## Stated goal:
Write out the entries below once more, exactly, with the pictures left out.
--- Start of Material to process ---
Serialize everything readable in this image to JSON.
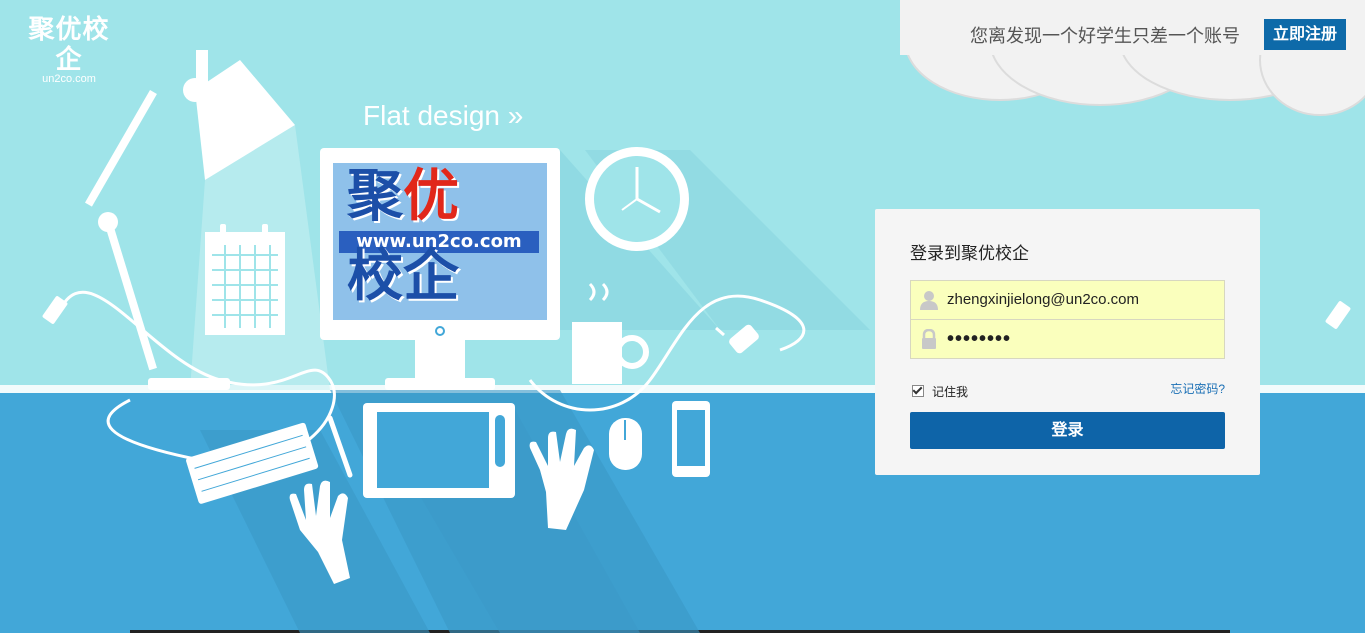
{
  "header": {
    "logo_text": "聚优校企",
    "logo_subtext": "un2co.com",
    "slogan": "您离发现一个好学生只差一个账号",
    "register_label": "立即注册"
  },
  "hero": {
    "tagline": "Flat design",
    "tagline_arrow": "»",
    "monitor_logo": {
      "line1_a": "聚",
      "line1_b": "优",
      "url": "www.un2co.com",
      "line2": "校企"
    }
  },
  "login": {
    "title": "登录到聚优校企",
    "username_value": "zhengxinjielong@un2co.com",
    "password_mask": "••••••••",
    "remember_label": "记住我",
    "remember_checked": true,
    "forgot_label": "忘记密码?",
    "submit_label": "登录"
  },
  "colors": {
    "sky": "#9fe4e9",
    "floor": "#42a7d8",
    "primary": "#0e64a8",
    "autofill": "#faffbd"
  }
}
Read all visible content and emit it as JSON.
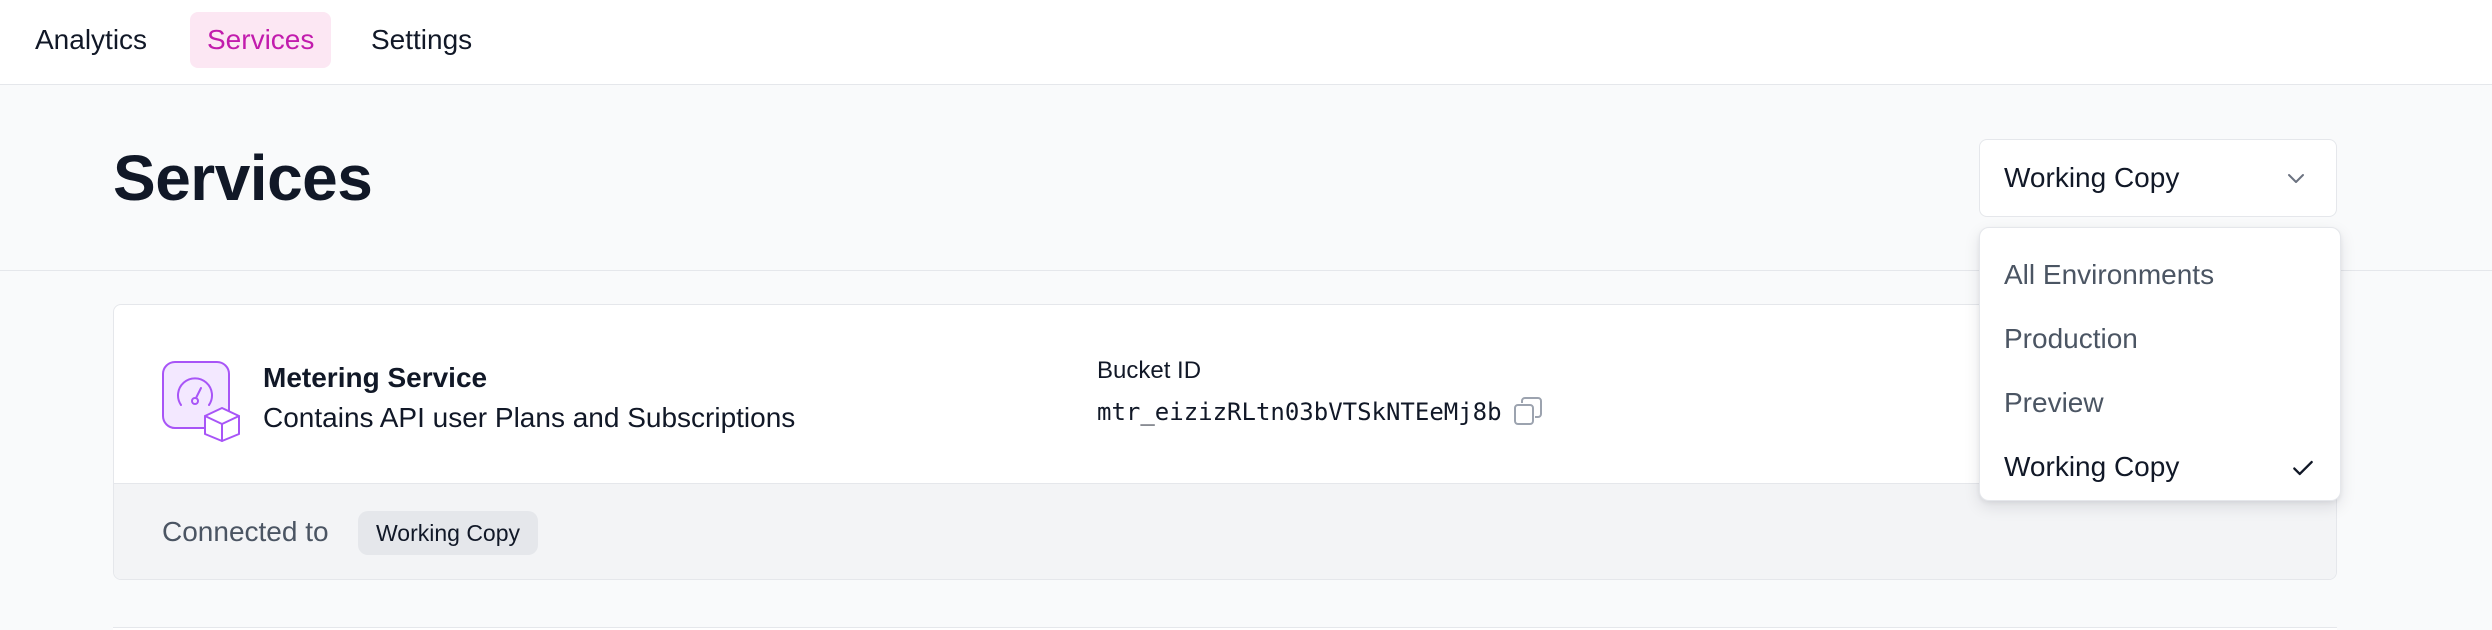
{
  "nav": {
    "tabs": [
      {
        "label": "Analytics",
        "active": false
      },
      {
        "label": "Services",
        "active": true
      },
      {
        "label": "Settings",
        "active": false
      }
    ]
  },
  "header": {
    "title": "Services",
    "environment_select": {
      "value": "Working Copy",
      "icon": "chevron-down-icon"
    }
  },
  "service_card": {
    "icon": "metering-gauge-icon",
    "name": "Metering Service",
    "description": "Contains API user Plans and Subscriptions",
    "bucket_label": "Bucket ID",
    "bucket_id": "mtr_eizizRLtn03bVTSkNTEeMj8b",
    "copy_icon": "copy-icon",
    "footer": {
      "connected_label": "Connected to",
      "environment_badge": "Working Copy"
    }
  },
  "environment_menu": {
    "options": [
      {
        "label": "All Environments",
        "selected": false
      },
      {
        "label": "Production",
        "selected": false
      },
      {
        "label": "Preview",
        "selected": false
      },
      {
        "label": "Working Copy",
        "selected": true
      }
    ],
    "check_icon": "check-icon"
  },
  "colors": {
    "accent": "#c21cad",
    "accent_bg": "#fce7f3",
    "icon_purple": "#a855f7",
    "icon_purple_bg": "#f3e8ff"
  }
}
--- End of Material to process ---
## Task response:
Serialize everything readable in this image to JSON.
{
  "header": {
    "logo_text": "聚优校企",
    "logo_subtext": "un2co.com",
    "slogan": "您离发现一个好学生只差一个账号",
    "register_label": "立即注册"
  },
  "hero": {
    "tagline": "Flat design",
    "tagline_arrow": "»",
    "monitor_logo": {
      "line1_a": "聚",
      "line1_b": "优",
      "url": "www.un2co.com",
      "line2": "校企"
    }
  },
  "login": {
    "title": "登录到聚优校企",
    "username_value": "zhengxinjielong@un2co.com",
    "password_mask": "••••••••",
    "remember_label": "记住我",
    "remember_checked": true,
    "forgot_label": "忘记密码?",
    "submit_label": "登录"
  },
  "colors": {
    "sky": "#9fe4e9",
    "floor": "#42a7d8",
    "primary": "#0e64a8",
    "autofill": "#faffbd"
  }
}
Read all visible content and emit it as JSON.
{
  "nav": {
    "tabs": [
      {
        "label": "Analytics",
        "active": false
      },
      {
        "label": "Services",
        "active": true
      },
      {
        "label": "Settings",
        "active": false
      }
    ]
  },
  "header": {
    "title": "Services",
    "environment_select": {
      "value": "Working Copy",
      "icon": "chevron-down-icon"
    }
  },
  "service_card": {
    "icon": "metering-gauge-icon",
    "name": "Metering Service",
    "description": "Contains API user Plans and Subscriptions",
    "bucket_label": "Bucket ID",
    "bucket_id": "mtr_eizizRLtn03bVTSkNTEeMj8b",
    "copy_icon": "copy-icon",
    "footer": {
      "connected_label": "Connected to",
      "environment_badge": "Working Copy"
    }
  },
  "environment_menu": {
    "options": [
      {
        "label": "All Environments",
        "selected": false
      },
      {
        "label": "Production",
        "selected": false
      },
      {
        "label": "Preview",
        "selected": false
      },
      {
        "label": "Working Copy",
        "selected": true
      }
    ],
    "check_icon": "check-icon"
  },
  "colors": {
    "accent": "#c21cad",
    "accent_bg": "#fce7f3",
    "icon_purple": "#a855f7",
    "icon_purple_bg": "#f3e8ff"
  }
}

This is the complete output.